#### WRITTEN TASK:
Where a line contains the word "composer", copy that line in full.
*** INPUT FOR THIS TASK ***
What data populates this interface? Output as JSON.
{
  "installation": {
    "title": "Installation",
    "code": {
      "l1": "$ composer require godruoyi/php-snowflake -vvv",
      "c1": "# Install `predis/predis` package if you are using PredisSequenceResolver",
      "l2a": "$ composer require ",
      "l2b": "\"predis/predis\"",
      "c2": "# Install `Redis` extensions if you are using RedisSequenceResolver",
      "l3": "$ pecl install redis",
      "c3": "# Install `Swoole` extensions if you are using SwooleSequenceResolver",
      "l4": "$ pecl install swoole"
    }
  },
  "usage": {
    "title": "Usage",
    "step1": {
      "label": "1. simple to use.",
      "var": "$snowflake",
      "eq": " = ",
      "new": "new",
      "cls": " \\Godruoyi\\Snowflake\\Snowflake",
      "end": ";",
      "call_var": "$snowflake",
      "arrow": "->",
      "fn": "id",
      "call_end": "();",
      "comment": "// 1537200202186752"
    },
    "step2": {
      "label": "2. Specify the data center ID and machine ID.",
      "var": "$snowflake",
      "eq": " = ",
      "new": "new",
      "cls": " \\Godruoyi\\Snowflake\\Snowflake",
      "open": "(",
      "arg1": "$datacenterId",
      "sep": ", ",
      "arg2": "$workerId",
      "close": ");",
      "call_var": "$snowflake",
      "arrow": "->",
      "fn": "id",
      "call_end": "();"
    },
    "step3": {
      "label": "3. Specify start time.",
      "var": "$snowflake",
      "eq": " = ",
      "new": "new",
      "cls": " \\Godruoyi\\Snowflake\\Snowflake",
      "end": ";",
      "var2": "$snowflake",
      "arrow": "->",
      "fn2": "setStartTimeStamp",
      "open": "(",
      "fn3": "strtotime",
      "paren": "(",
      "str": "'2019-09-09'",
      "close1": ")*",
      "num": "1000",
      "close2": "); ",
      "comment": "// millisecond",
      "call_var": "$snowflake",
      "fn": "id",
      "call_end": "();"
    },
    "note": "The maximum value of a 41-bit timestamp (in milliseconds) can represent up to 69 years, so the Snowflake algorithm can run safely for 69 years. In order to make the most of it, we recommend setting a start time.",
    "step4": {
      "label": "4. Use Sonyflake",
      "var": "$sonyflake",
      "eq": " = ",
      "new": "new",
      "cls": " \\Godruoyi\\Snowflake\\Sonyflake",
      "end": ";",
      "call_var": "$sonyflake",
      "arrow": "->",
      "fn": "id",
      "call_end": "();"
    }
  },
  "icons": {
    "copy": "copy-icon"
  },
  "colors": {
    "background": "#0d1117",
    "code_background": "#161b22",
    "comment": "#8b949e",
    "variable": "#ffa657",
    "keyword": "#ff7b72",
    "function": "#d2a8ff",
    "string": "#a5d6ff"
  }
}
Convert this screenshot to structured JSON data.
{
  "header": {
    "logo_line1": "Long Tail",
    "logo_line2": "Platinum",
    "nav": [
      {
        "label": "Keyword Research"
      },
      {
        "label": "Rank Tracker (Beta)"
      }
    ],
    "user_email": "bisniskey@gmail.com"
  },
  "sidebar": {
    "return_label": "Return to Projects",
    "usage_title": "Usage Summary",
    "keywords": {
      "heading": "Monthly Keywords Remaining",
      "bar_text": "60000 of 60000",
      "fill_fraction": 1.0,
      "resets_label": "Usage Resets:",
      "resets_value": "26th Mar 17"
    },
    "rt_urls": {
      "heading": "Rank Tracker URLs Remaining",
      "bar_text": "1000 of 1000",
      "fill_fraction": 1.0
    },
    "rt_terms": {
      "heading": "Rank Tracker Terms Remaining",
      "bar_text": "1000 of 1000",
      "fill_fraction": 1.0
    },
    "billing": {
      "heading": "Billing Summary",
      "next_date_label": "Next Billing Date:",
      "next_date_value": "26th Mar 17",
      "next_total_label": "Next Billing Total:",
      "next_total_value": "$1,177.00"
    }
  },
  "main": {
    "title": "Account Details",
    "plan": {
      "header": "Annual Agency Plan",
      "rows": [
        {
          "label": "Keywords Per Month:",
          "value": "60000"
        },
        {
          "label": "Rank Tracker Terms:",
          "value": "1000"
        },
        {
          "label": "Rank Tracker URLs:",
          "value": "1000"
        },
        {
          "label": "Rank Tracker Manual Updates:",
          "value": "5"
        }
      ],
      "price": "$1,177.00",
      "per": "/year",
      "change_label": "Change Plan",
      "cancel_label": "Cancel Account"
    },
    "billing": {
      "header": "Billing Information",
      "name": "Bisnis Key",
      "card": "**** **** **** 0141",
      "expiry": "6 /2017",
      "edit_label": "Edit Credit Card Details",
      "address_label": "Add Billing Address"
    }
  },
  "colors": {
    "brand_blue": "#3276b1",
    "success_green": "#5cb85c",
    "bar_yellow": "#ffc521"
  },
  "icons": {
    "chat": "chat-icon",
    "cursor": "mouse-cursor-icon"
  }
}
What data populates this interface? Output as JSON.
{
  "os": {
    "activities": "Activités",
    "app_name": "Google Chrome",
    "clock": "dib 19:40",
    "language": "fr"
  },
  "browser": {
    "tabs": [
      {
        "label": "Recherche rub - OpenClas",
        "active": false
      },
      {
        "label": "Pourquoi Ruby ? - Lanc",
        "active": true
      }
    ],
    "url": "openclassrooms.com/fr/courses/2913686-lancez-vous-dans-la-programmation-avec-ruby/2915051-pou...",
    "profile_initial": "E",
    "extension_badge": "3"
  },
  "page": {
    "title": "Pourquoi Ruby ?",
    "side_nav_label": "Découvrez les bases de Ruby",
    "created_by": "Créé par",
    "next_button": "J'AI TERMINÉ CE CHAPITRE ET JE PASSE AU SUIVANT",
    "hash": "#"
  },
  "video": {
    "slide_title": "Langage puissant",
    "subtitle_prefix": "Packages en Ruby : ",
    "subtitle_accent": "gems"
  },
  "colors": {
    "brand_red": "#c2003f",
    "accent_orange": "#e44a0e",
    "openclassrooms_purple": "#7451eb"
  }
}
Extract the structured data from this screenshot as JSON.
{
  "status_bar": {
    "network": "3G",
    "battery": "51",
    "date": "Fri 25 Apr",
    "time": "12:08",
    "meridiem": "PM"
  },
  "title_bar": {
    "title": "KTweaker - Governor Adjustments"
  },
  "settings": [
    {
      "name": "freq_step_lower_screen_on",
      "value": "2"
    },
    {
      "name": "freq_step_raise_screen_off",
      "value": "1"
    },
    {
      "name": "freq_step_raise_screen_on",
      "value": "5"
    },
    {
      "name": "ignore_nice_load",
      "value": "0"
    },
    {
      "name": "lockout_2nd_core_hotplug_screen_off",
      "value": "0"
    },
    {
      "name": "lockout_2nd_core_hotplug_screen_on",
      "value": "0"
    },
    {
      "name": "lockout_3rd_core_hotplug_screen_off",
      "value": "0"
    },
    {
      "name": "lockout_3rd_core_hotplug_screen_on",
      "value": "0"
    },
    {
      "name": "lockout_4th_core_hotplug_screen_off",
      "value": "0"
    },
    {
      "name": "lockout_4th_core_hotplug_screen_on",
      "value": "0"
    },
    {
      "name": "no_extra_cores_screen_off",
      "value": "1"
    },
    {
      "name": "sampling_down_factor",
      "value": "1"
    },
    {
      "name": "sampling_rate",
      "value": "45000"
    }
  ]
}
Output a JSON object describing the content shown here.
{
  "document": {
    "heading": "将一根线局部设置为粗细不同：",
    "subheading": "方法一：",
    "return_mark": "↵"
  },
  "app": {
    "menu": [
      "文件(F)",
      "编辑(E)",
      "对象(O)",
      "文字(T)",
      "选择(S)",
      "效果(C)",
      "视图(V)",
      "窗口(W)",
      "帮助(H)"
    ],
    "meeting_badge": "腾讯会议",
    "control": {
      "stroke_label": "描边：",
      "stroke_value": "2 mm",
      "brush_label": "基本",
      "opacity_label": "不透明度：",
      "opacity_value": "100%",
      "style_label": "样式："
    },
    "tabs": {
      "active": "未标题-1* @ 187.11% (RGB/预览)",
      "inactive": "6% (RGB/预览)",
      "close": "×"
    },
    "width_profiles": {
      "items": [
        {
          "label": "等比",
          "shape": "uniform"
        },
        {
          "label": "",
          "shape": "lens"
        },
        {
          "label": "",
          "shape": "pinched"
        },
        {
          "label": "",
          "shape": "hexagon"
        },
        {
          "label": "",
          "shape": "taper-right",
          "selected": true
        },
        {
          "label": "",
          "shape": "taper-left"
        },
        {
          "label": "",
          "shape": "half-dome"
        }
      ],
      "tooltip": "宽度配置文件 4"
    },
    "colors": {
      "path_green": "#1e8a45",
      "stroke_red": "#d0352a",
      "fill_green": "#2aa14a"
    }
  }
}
***
#### CORRECT OUTPUT:
      "l1": "$ composer require godruoyi/php-snowflake -vvv",
      "l2a": "$ composer require ",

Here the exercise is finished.